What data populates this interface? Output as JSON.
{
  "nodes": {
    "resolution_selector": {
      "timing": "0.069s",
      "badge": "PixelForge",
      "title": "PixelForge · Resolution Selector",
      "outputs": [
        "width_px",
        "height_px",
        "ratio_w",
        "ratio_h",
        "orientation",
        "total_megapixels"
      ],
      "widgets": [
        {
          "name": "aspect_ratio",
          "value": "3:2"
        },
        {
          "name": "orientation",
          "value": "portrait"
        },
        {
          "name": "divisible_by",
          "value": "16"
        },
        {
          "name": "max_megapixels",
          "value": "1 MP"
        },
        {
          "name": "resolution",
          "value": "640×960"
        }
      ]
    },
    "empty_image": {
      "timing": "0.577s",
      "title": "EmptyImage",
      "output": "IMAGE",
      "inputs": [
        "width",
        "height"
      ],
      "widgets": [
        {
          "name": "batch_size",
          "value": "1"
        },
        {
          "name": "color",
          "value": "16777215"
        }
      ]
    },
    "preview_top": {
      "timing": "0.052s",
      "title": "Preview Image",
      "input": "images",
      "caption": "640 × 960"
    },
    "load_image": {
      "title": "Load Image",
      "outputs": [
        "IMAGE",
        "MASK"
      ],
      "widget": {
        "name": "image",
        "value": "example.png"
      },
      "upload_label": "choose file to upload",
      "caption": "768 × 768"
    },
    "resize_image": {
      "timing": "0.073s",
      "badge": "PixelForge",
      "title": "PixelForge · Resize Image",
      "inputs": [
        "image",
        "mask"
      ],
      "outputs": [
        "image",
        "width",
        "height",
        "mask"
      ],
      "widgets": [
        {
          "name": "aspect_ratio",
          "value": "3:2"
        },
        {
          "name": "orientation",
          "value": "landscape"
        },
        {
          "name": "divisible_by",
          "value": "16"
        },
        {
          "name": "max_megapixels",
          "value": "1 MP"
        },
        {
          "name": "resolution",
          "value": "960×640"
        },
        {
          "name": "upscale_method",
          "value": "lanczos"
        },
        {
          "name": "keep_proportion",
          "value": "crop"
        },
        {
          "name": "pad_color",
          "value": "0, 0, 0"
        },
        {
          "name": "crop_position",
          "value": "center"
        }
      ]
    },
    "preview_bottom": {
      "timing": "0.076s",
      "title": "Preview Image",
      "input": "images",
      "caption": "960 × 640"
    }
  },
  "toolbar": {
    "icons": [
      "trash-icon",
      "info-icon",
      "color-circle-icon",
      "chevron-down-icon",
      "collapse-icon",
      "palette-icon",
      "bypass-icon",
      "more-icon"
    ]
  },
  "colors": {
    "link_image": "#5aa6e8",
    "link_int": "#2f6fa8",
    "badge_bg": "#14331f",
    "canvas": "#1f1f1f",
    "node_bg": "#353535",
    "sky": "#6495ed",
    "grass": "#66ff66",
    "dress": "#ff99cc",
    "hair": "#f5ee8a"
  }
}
==========
▸ DESCRIPTION OF THE TASK
Retype the whole listing, matching it exactly.

▸ ANSWER TO THE PROBLEM
What data populates this interface? Output as JSON.
{
  "nodes": {
    "resolution_selector": {
      "timing": "0.069s",
      "badge": "PixelForge",
      "title": "PixelForge · Resolution Selector",
      "outputs": [
        "width_px",
        "height_px",
        "ratio_w",
        "ratio_h",
        "orientation",
        "total_megapixels"
      ],
      "widgets": [
        {
          "name": "aspect_ratio",
          "value": "3:2"
        },
        {
          "name": "orientation",
          "value": "portrait"
        },
        {
          "name": "divisible_by",
          "value": "16"
        },
        {
          "name": "max_megapixels",
          "value": "1 MP"
        },
        {
          "name": "resolution",
          "value": "640×960"
        }
      ]
    },
    "empty_image": {
      "timing": "0.577s",
      "title": "EmptyImage",
      "output": "IMAGE",
      "inputs": [
        "width",
        "height"
      ],
      "widgets": [
        {
          "name": "batch_size",
          "value": "1"
        },
        {
          "name": "color",
          "value": "16777215"
        }
      ]
    },
    "preview_top": {
      "timing": "0.052s",
      "title": "Preview Image",
      "input": "images",
      "caption": "640 × 960"
    },
    "load_image": {
      "title": "Load Image",
      "outputs": [
        "IMAGE",
        "MASK"
      ],
      "widget": {
        "name": "image",
        "value": "example.png"
      },
      "upload_label": "choose file to upload",
      "caption": "768 × 768"
    },
    "resize_image": {
      "timing": "0.073s",
      "badge": "PixelForge",
      "title": "PixelForge · Resize Image",
      "inputs": [
        "image",
        "mask"
      ],
      "outputs": [
        "image",
        "width",
        "height",
        "mask"
      ],
      "widgets": [
        {
          "name": "aspect_ratio",
          "value": "3:2"
        },
        {
          "name": "orientation",
          "value": "landscape"
        },
        {
          "name": "divisible_by",
          "value": "16"
        },
        {
          "name": "max_megapixels",
          "value": "1 MP"
        },
        {
          "name": "resolution",
          "value": "960×640"
        },
        {
          "name": "upscale_method",
          "value": "lanczos"
        },
        {
          "name": "keep_proportion",
          "value": "crop"
        },
        {
          "name": "pad_color",
          "value": "0, 0, 0"
        },
        {
          "name": "crop_position",
          "value": "center"
        }
      ]
    },
    "preview_bottom": {
      "timing": "0.076s",
      "title": "Preview Image",
      "input": "images",
      "caption": "960 × 640"
    }
  },
  "toolbar": {
    "icons": [
      "trash-icon",
      "info-icon",
      "color-circle-icon",
      "chevron-down-icon",
      "collapse-icon",
      "palette-icon",
      "bypass-icon",
      "more-icon"
    ]
  },
  "colors": {
    "link_image": "#5aa6e8",
    "link_int": "#2f6fa8",
    "badge_bg": "#14331f",
    "canvas": "#1f1f1f",
    "node_bg": "#353535",
    "sky": "#6495ed",
    "grass": "#66ff66",
    "dress": "#ff99cc",
    "hair": "#f5ee8a"
  }
}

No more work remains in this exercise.